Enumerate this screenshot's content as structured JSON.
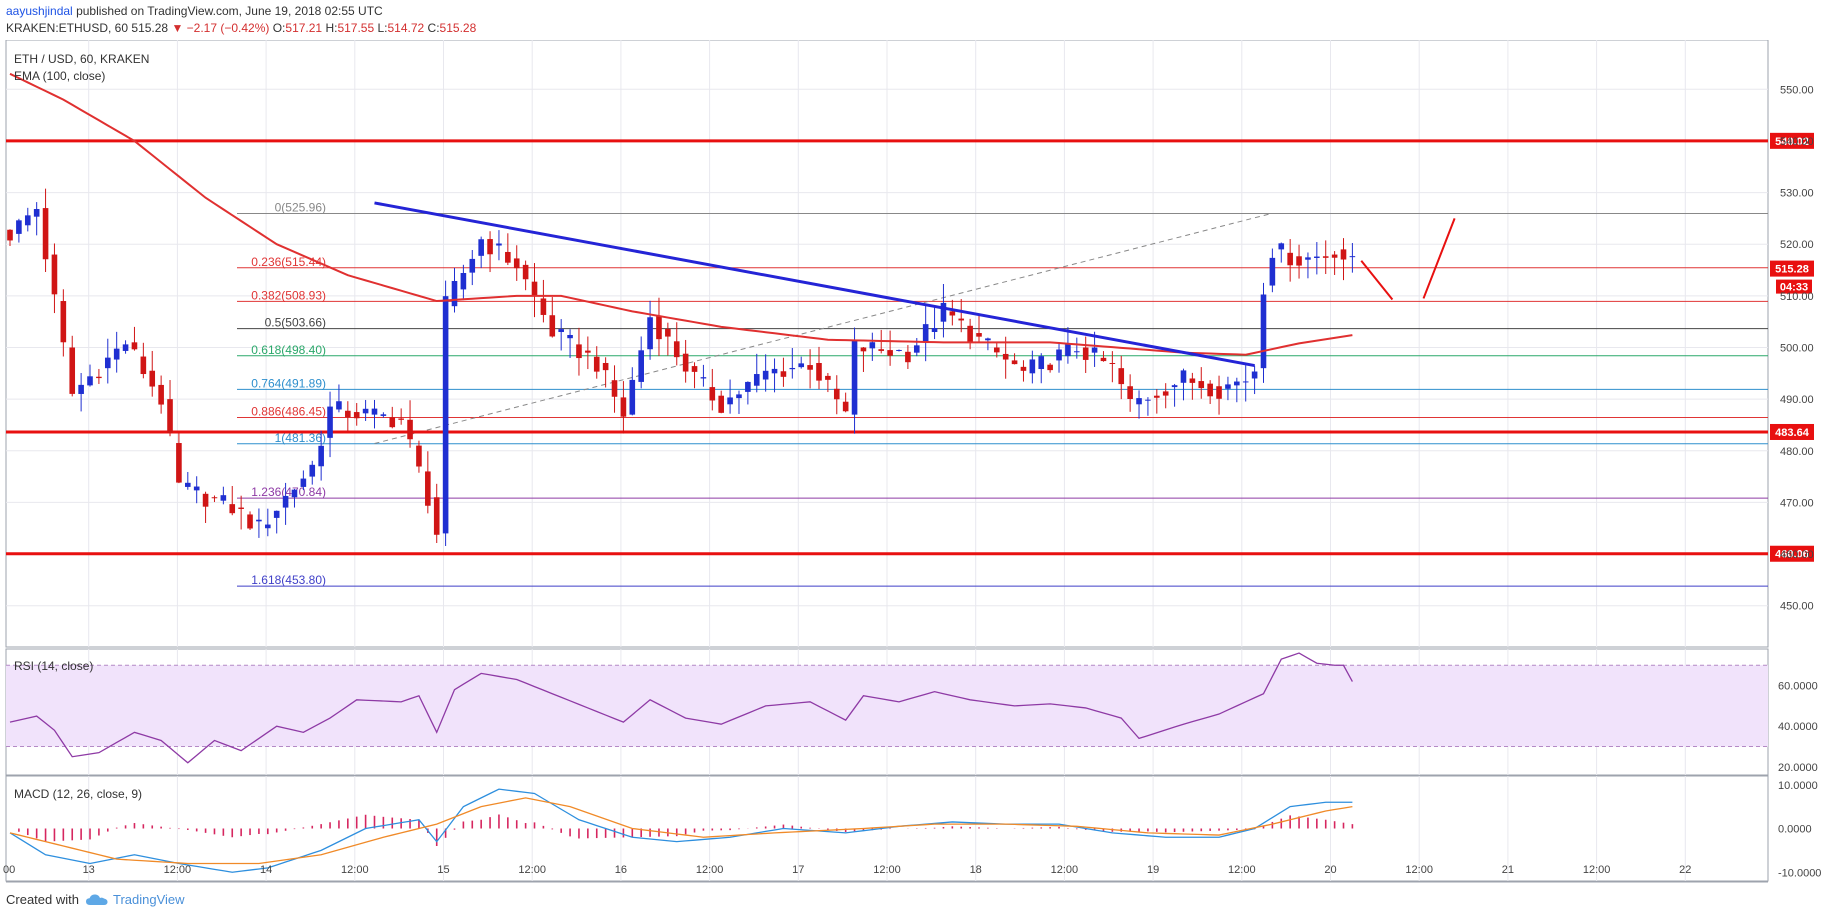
{
  "header": {
    "author": "aayushjindal",
    "published_text": "published on TradingView.com, June 19, 2018 02:55 UTC",
    "symbol_line": "KRAKEN:ETHUSD, 60",
    "last": "515.28",
    "change": "▼ −2.17 (−0.42%)",
    "o_label": "O:",
    "o": "517.21",
    "h_label": "H:",
    "h": "517.55",
    "l_label": "L:",
    "l": "514.72",
    "c_label": "C:",
    "c": "515.28"
  },
  "legend": {
    "title": "ETH / USD, 60, KRAKEN",
    "ema": "EMA (100, close)",
    "rsi": "RSI (14, close)",
    "macd": "MACD (12, 26, close, 9)"
  },
  "footer": {
    "created_with": "Created with",
    "brand": "TradingView"
  },
  "colors": {
    "up": "#1f2fd1",
    "down": "#d01515",
    "ema": "#e03030",
    "trend": "#2424d6",
    "level": "#e81010",
    "rsi": "#8e3aa5",
    "rsi_band": "#f1e3fb",
    "macd": "#2e8fde",
    "signal": "#f08a28",
    "hist": "#d6265f",
    "grid": "#e8e8ee"
  },
  "chart_data": {
    "type": "candlestick",
    "symbol": "ETH/USD",
    "interval": "60",
    "ylim": [
      442,
      558
    ],
    "y_ticks": [
      "550.00",
      "540.00",
      "530.00",
      "520.00",
      "510.00",
      "500.00",
      "490.00",
      "480.00",
      "470.00",
      "460.00",
      "450.00"
    ],
    "x_ticks": [
      "00",
      "13",
      "12:00",
      "14",
      "12:00",
      "15",
      "12:00",
      "16",
      "12:00",
      "17",
      "12:00",
      "18",
      "12:00",
      "19",
      "12:00",
      "20",
      "12:00",
      "21",
      "12:00",
      "22"
    ],
    "horizontal_levels": [
      {
        "value": 540.02,
        "label": "540.02"
      },
      {
        "value": 483.64,
        "label": "483.64"
      },
      {
        "value": 460.06,
        "label": "460.06"
      }
    ],
    "price_tag": {
      "value": 515.28,
      "label": "515.28",
      "countdown": "04:33"
    },
    "fibonacci": [
      {
        "ratio": "0",
        "price": "525.96",
        "value": 525.96,
        "color": "#888888"
      },
      {
        "ratio": "0.236",
        "price": "515.44",
        "value": 515.44,
        "color": "#e03535"
      },
      {
        "ratio": "0.382",
        "price": "508.93",
        "value": 508.93,
        "color": "#e03535"
      },
      {
        "ratio": "0.5",
        "price": "503.66",
        "value": 503.66,
        "color": "#444444"
      },
      {
        "ratio": "0.618",
        "price": "498.40",
        "value": 498.4,
        "color": "#2aa86a"
      },
      {
        "ratio": "0.764",
        "price": "491.89",
        "value": 491.89,
        "color": "#2e8fcd"
      },
      {
        "ratio": "0.886",
        "price": "486.45",
        "value": 486.45,
        "color": "#e03535"
      },
      {
        "ratio": "1",
        "price": "481.36",
        "value": 481.36,
        "color": "#2e8fcd"
      },
      {
        "ratio": "1.236",
        "price": "470.84",
        "value": 470.84,
        "color": "#8e3aa5"
      },
      {
        "ratio": "1.618",
        "price": "453.80",
        "value": 453.8,
        "color": "#3f3fc8"
      }
    ],
    "trendline": {
      "from": {
        "bar": 41,
        "price": 528
      },
      "to": {
        "bar": 140,
        "price": 496.5
      }
    },
    "fib_anchor": {
      "from": {
        "bar": 41,
        "price": 481.4
      },
      "to": {
        "bar": 142,
        "price": 526
      }
    },
    "projection": [
      {
        "from": {
          "bar": 152,
          "price": 516.8
        },
        "to": {
          "bar": 155.5,
          "price": 509.3
        }
      },
      {
        "from": {
          "bar": 159,
          "price": 509.5
        },
        "to": {
          "bar": 162.5,
          "price": 525
        }
      }
    ],
    "candle_keypoints": [
      {
        "bar": 0,
        "price": 522
      },
      {
        "bar": 3,
        "price": 527
      },
      {
        "bar": 5,
        "price": 509
      },
      {
        "bar": 7,
        "price": 491
      },
      {
        "bar": 13,
        "price": 501
      },
      {
        "bar": 17,
        "price": 490
      },
      {
        "bar": 19,
        "price": 473
      },
      {
        "bar": 25,
        "price": 469
      },
      {
        "bar": 28,
        "price": 465
      },
      {
        "bar": 34,
        "price": 477
      },
      {
        "bar": 36,
        "price": 488
      },
      {
        "bar": 44,
        "price": 486
      },
      {
        "bar": 47,
        "price": 471
      },
      {
        "bar": 48,
        "price": 464
      },
      {
        "bar": 49,
        "price": 508
      },
      {
        "bar": 53,
        "price": 521
      },
      {
        "bar": 57,
        "price": 516
      },
      {
        "bar": 61,
        "price": 503
      },
      {
        "bar": 66,
        "price": 497
      },
      {
        "bar": 69,
        "price": 487
      },
      {
        "bar": 72,
        "price": 506
      },
      {
        "bar": 77,
        "price": 494
      },
      {
        "bar": 80,
        "price": 489
      },
      {
        "bar": 85,
        "price": 495
      },
      {
        "bar": 90,
        "price": 497
      },
      {
        "bar": 94,
        "price": 487
      },
      {
        "bar": 95,
        "price": 500
      },
      {
        "bar": 101,
        "price": 499
      },
      {
        "bar": 105,
        "price": 507
      },
      {
        "bar": 110,
        "price": 500
      },
      {
        "bar": 114,
        "price": 495
      },
      {
        "bar": 120,
        "price": 500
      },
      {
        "bar": 124,
        "price": 496
      },
      {
        "bar": 126,
        "price": 489
      },
      {
        "bar": 132,
        "price": 494
      },
      {
        "bar": 136,
        "price": 492
      },
      {
        "bar": 139,
        "price": 494
      },
      {
        "bar": 140,
        "price": 496
      },
      {
        "bar": 141,
        "price": 512
      },
      {
        "bar": 142,
        "price": 519
      },
      {
        "bar": 145,
        "price": 517
      },
      {
        "bar": 148,
        "price": 518
      },
      {
        "bar": 149,
        "price": 519
      },
      {
        "bar": 151,
        "price": 516
      }
    ],
    "ema_keypoints": [
      {
        "bar": 0,
        "value": 553
      },
      {
        "bar": 6,
        "value": 548
      },
      {
        "bar": 14,
        "value": 540
      },
      {
        "bar": 22,
        "value": 529
      },
      {
        "bar": 30,
        "value": 520
      },
      {
        "bar": 38,
        "value": 514
      },
      {
        "bar": 48,
        "value": 509
      },
      {
        "bar": 57,
        "value": 510
      },
      {
        "bar": 62,
        "value": 510
      },
      {
        "bar": 70,
        "value": 507
      },
      {
        "bar": 80,
        "value": 504
      },
      {
        "bar": 92,
        "value": 501.5
      },
      {
        "bar": 105,
        "value": 501
      },
      {
        "bar": 117,
        "value": 501
      },
      {
        "bar": 132,
        "value": 499
      },
      {
        "bar": 139,
        "value": 498.6
      },
      {
        "bar": 145,
        "value": 500.8
      },
      {
        "bar": 151,
        "value": 502.4
      }
    ],
    "rsi": {
      "title": "RSI (14, close)",
      "ylim": [
        16,
        78
      ],
      "ticks": [
        "60.0000",
        "40.0000",
        "20.0000"
      ],
      "band": [
        30,
        70
      ],
      "keypoints": [
        {
          "bar": 0,
          "value": 42
        },
        {
          "bar": 3,
          "value": 45
        },
        {
          "bar": 5,
          "value": 38
        },
        {
          "bar": 7,
          "value": 25
        },
        {
          "bar": 10,
          "value": 27
        },
        {
          "bar": 14,
          "value": 37
        },
        {
          "bar": 17,
          "value": 33
        },
        {
          "bar": 20,
          "value": 22
        },
        {
          "bar": 23,
          "value": 33
        },
        {
          "bar": 26,
          "value": 28
        },
        {
          "bar": 30,
          "value": 40
        },
        {
          "bar": 33,
          "value": 37
        },
        {
          "bar": 36,
          "value": 44
        },
        {
          "bar": 39,
          "value": 53
        },
        {
          "bar": 44,
          "value": 52
        },
        {
          "bar": 46,
          "value": 55
        },
        {
          "bar": 48,
          "value": 37
        },
        {
          "bar": 50,
          "value": 58
        },
        {
          "bar": 53,
          "value": 66
        },
        {
          "bar": 57,
          "value": 63
        },
        {
          "bar": 61,
          "value": 56
        },
        {
          "bar": 65,
          "value": 49
        },
        {
          "bar": 69,
          "value": 42
        },
        {
          "bar": 72,
          "value": 53
        },
        {
          "bar": 76,
          "value": 44
        },
        {
          "bar": 80,
          "value": 41
        },
        {
          "bar": 85,
          "value": 50
        },
        {
          "bar": 90,
          "value": 52
        },
        {
          "bar": 94,
          "value": 43
        },
        {
          "bar": 96,
          "value": 55
        },
        {
          "bar": 100,
          "value": 52
        },
        {
          "bar": 104,
          "value": 57
        },
        {
          "bar": 108,
          "value": 53
        },
        {
          "bar": 113,
          "value": 50
        },
        {
          "bar": 117,
          "value": 51
        },
        {
          "bar": 121,
          "value": 49
        },
        {
          "bar": 125,
          "value": 44
        },
        {
          "bar": 127,
          "value": 34
        },
        {
          "bar": 132,
          "value": 41
        },
        {
          "bar": 136,
          "value": 46
        },
        {
          "bar": 139,
          "value": 52
        },
        {
          "bar": 141,
          "value": 56
        },
        {
          "bar": 143,
          "value": 73
        },
        {
          "bar": 145,
          "value": 76
        },
        {
          "bar": 147,
          "value": 71
        },
        {
          "bar": 149,
          "value": 70
        },
        {
          "bar": 150,
          "value": 70
        },
        {
          "bar": 151,
          "value": 62
        }
      ]
    },
    "macd": {
      "title": "MACD (12, 26, close, 9)",
      "ylim": [
        -12,
        12
      ],
      "ticks": [
        "10.0000",
        "0.0000",
        "-10.0000"
      ],
      "macd_keypoints": [
        {
          "bar": 0,
          "value": -1
        },
        {
          "bar": 4,
          "value": -6
        },
        {
          "bar": 9,
          "value": -8
        },
        {
          "bar": 14,
          "value": -6
        },
        {
          "bar": 19,
          "value": -8
        },
        {
          "bar": 25,
          "value": -10
        },
        {
          "bar": 29,
          "value": -9
        },
        {
          "bar": 35,
          "value": -5
        },
        {
          "bar": 40,
          "value": 0
        },
        {
          "bar": 46,
          "value": 2
        },
        {
          "bar": 48,
          "value": -3
        },
        {
          "bar": 51,
          "value": 5
        },
        {
          "bar": 55,
          "value": 9
        },
        {
          "bar": 59,
          "value": 8
        },
        {
          "bar": 64,
          "value": 2
        },
        {
          "bar": 70,
          "value": -2
        },
        {
          "bar": 75,
          "value": -3
        },
        {
          "bar": 81,
          "value": -2
        },
        {
          "bar": 87,
          "value": 0
        },
        {
          "bar": 94,
          "value": -1
        },
        {
          "bar": 100,
          "value": 0.5
        },
        {
          "bar": 106,
          "value": 1.5
        },
        {
          "bar": 112,
          "value": 1
        },
        {
          "bar": 118,
          "value": 1
        },
        {
          "bar": 124,
          "value": -1
        },
        {
          "bar": 130,
          "value": -2
        },
        {
          "bar": 136,
          "value": -2
        },
        {
          "bar": 140,
          "value": 0
        },
        {
          "bar": 144,
          "value": 5
        },
        {
          "bar": 148,
          "value": 6
        },
        {
          "bar": 151,
          "value": 6
        }
      ],
      "signal_keypoints": [
        {
          "bar": 0,
          "value": -1
        },
        {
          "bar": 6,
          "value": -4
        },
        {
          "bar": 12,
          "value": -7
        },
        {
          "bar": 20,
          "value": -8
        },
        {
          "bar": 28,
          "value": -8
        },
        {
          "bar": 35,
          "value": -6
        },
        {
          "bar": 42,
          "value": -2
        },
        {
          "bar": 48,
          "value": 1
        },
        {
          "bar": 53,
          "value": 5
        },
        {
          "bar": 58,
          "value": 7
        },
        {
          "bar": 63,
          "value": 5
        },
        {
          "bar": 70,
          "value": 0
        },
        {
          "bar": 78,
          "value": -2
        },
        {
          "bar": 86,
          "value": -1
        },
        {
          "bar": 96,
          "value": 0
        },
        {
          "bar": 104,
          "value": 1
        },
        {
          "bar": 112,
          "value": 1
        },
        {
          "bar": 120,
          "value": 0.5
        },
        {
          "bar": 128,
          "value": -1
        },
        {
          "bar": 136,
          "value": -1.5
        },
        {
          "bar": 142,
          "value": 1
        },
        {
          "bar": 148,
          "value": 4
        },
        {
          "bar": 151,
          "value": 5
        }
      ]
    }
  }
}
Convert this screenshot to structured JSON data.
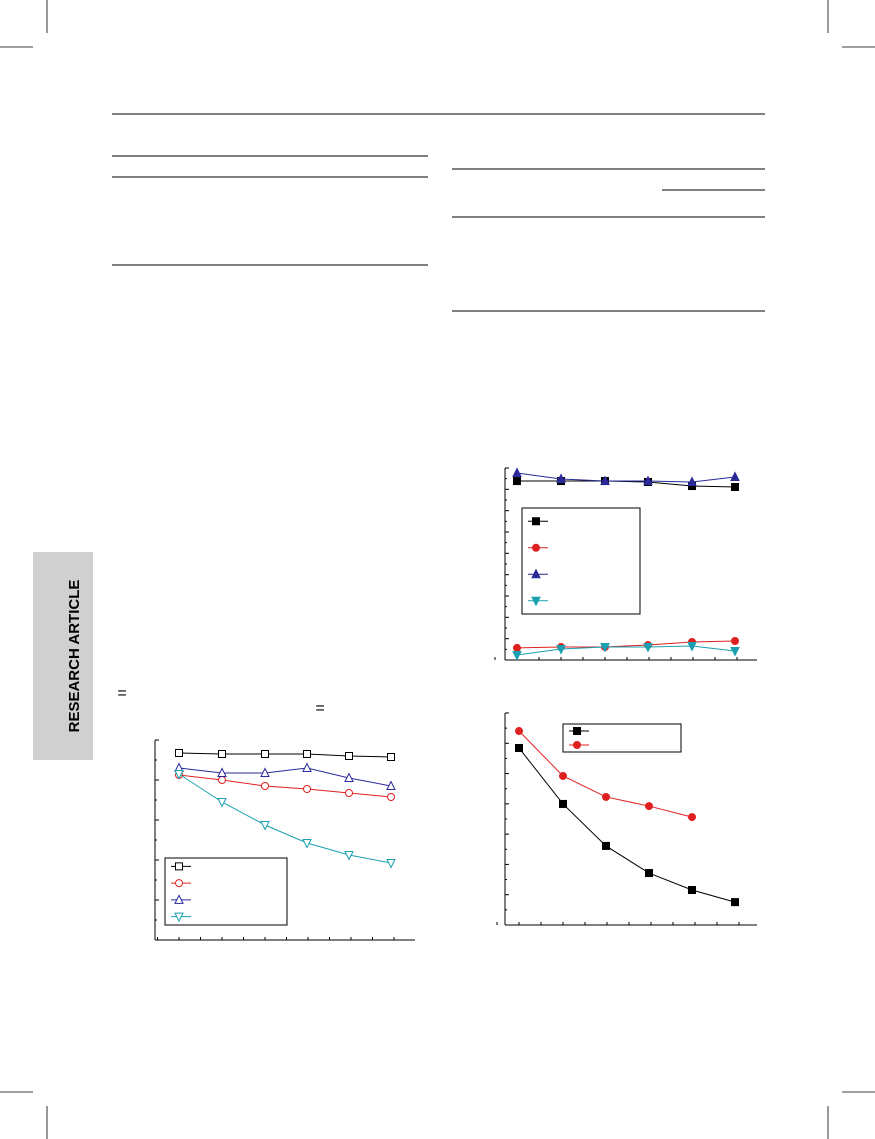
{
  "side_tab": "RESEARCH ARTICLE",
  "equations": [
    "=",
    "="
  ],
  "chart_data": [
    {
      "type": "line",
      "ylim": [
        0,
        100
      ],
      "series": [
        {
          "color": "#000000",
          "marker": "square-open",
          "values": [
            93.5,
            93,
            93,
            93,
            92,
            91.5
          ]
        },
        {
          "color": "#e02020",
          "marker": "circle-open",
          "values": [
            82.5,
            80,
            77,
            75.5,
            73.5,
            71.5
          ]
        },
        {
          "color": "#2a2a9a",
          "marker": "triangle-open",
          "values": [
            86,
            83.5,
            83.5,
            86,
            81,
            77
          ]
        },
        {
          "color": "#1aa0b0",
          "marker": "down-open",
          "values": [
            83,
            69,
            57.5,
            48.5,
            42.5,
            38.5
          ]
        }
      ]
    },
    {
      "type": "line",
      "ylim": [
        0,
        100
      ],
      "series": [
        {
          "color": "#000000",
          "marker": "square",
          "values": [
            93.2,
            93.2,
            93.2,
            92.7,
            90.6,
            90.1
          ]
        },
        {
          "color": "#e02020",
          "marker": "circle",
          "values": [
            6.3,
            6.8,
            6.8,
            7.8,
            9.4,
            9.9
          ]
        },
        {
          "color": "#2a2a9a",
          "marker": "triangle",
          "values": [
            97.4,
            94.3,
            93.2,
            93.2,
            92.7,
            95.3
          ]
        },
        {
          "color": "#1aa0b0",
          "marker": "down",
          "values": [
            2.6,
            5.7,
            6.8,
            6.8,
            7.3,
            4.7
          ]
        }
      ]
    },
    {
      "type": "line",
      "ylim": [
        0,
        100
      ],
      "series": [
        {
          "color": "#000000",
          "marker": "square",
          "values": [
            83.5,
            57.1,
            37.3,
            24.5,
            16.5,
            10.8
          ]
        },
        {
          "color": "#e02020",
          "marker": "circle",
          "values": [
            91.5,
            70.3,
            60.4,
            56.1,
            50.9,
            null
          ]
        }
      ]
    }
  ]
}
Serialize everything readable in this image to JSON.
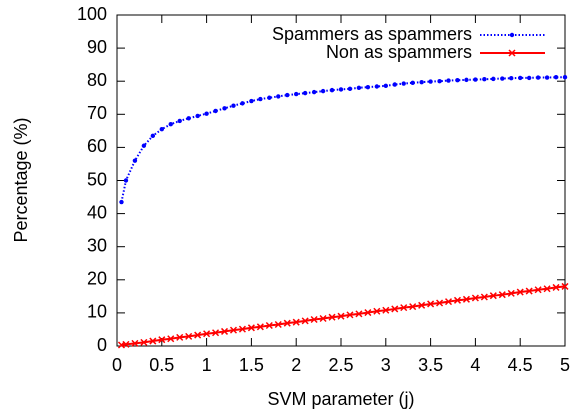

====================

Exercise description – Of all the lines in the material above, how many contain the word "ratio"? Give only the count.

Task response – 10